▸ Supplied data:
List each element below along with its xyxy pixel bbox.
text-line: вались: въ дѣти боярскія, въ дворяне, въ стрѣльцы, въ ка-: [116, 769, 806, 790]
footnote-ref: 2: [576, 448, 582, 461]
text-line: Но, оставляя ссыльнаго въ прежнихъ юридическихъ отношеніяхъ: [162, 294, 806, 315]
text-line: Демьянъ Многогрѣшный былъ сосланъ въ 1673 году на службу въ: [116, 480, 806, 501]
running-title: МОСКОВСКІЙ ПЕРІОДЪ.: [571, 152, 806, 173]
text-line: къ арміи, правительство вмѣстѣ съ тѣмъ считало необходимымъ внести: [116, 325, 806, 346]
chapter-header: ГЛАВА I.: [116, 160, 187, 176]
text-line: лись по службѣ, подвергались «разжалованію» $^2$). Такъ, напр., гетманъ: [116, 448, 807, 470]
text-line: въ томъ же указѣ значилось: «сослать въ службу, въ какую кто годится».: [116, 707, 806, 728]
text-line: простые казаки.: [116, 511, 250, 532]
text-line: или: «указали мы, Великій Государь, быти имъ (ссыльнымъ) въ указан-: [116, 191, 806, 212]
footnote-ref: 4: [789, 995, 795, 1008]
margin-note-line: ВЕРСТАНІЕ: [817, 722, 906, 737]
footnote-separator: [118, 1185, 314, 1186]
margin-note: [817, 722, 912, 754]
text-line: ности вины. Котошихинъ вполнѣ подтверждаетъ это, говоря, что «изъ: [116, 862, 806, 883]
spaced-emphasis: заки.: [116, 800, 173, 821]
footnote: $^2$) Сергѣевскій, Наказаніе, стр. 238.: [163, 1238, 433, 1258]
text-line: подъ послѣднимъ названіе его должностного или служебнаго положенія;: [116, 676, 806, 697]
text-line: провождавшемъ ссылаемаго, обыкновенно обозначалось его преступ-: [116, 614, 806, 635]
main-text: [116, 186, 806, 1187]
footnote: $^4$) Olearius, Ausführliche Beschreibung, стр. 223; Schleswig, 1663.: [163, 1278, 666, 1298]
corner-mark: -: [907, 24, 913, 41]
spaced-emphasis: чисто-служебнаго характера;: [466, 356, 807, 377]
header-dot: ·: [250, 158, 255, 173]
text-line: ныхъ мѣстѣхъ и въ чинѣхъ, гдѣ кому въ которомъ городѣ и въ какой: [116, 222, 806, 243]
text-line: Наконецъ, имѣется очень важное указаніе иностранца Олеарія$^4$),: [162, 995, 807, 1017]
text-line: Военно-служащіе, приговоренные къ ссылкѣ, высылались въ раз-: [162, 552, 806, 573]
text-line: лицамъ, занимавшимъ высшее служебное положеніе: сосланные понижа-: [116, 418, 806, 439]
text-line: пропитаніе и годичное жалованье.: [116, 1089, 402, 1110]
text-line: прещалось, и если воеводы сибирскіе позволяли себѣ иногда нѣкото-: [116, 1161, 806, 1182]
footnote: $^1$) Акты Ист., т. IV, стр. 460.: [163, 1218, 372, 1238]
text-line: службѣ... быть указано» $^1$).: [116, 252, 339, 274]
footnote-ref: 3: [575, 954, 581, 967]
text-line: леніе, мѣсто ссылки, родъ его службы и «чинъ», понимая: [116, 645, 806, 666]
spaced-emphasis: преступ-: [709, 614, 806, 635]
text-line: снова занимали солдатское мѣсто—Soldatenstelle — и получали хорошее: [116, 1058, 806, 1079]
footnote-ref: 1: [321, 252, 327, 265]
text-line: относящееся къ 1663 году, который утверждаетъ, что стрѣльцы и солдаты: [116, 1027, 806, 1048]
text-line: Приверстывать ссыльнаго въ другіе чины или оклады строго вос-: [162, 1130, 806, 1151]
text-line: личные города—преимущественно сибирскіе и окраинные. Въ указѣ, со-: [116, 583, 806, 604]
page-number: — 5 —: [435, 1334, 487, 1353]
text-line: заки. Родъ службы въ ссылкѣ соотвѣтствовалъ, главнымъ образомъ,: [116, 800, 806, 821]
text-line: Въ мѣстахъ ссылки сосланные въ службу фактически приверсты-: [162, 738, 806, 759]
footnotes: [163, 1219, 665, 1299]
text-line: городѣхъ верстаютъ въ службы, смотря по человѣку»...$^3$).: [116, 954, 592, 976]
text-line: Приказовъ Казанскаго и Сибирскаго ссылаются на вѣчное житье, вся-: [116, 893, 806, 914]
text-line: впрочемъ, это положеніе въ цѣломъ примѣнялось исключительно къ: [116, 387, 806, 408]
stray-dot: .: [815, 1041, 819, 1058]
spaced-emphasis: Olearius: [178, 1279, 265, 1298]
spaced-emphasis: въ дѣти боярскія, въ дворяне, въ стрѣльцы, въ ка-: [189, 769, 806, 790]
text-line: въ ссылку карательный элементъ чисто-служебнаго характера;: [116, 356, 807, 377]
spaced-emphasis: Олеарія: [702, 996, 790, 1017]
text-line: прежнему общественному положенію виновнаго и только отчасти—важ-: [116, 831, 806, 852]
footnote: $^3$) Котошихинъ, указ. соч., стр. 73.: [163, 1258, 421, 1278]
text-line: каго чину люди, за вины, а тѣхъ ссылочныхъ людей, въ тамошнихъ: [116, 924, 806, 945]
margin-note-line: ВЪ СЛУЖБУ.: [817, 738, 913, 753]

▸ Exercise brief: Copy the data from its very first line through the line that contains "text-line: въ томъ", keeping both of those lines and every character unchanged.

▸ Problem solution:
List each element below along with its xyxy pixel bbox.
text-line: вались: въ дѣти боярскія, въ дворяне, въ стрѣльцы, въ ка-: [116, 769, 806, 790]
footnote-ref: 2: [576, 448, 582, 461]
text-line: Но, оставляя ссыльнаго въ прежнихъ юридическихъ отношеніяхъ: [162, 294, 806, 315]
text-line: Демьянъ Многогрѣшный былъ сосланъ въ 1673 году на службу въ: [116, 480, 806, 501]
running-title: МОСКОВСКІЙ ПЕРІОДЪ.: [571, 152, 806, 173]
text-line: къ арміи, правительство вмѣстѣ съ тѣмъ считало необходимымъ внести: [116, 325, 806, 346]
chapter-header: ГЛАВА I.: [116, 160, 187, 176]
text-line: лись по службѣ, подвергались «разжалованію» $^2$). Такъ, напр., гетманъ: [116, 448, 807, 470]
text-line: въ томъ же указѣ значилось: «сослать въ службу, въ какую кто годится».: [116, 707, 806, 728]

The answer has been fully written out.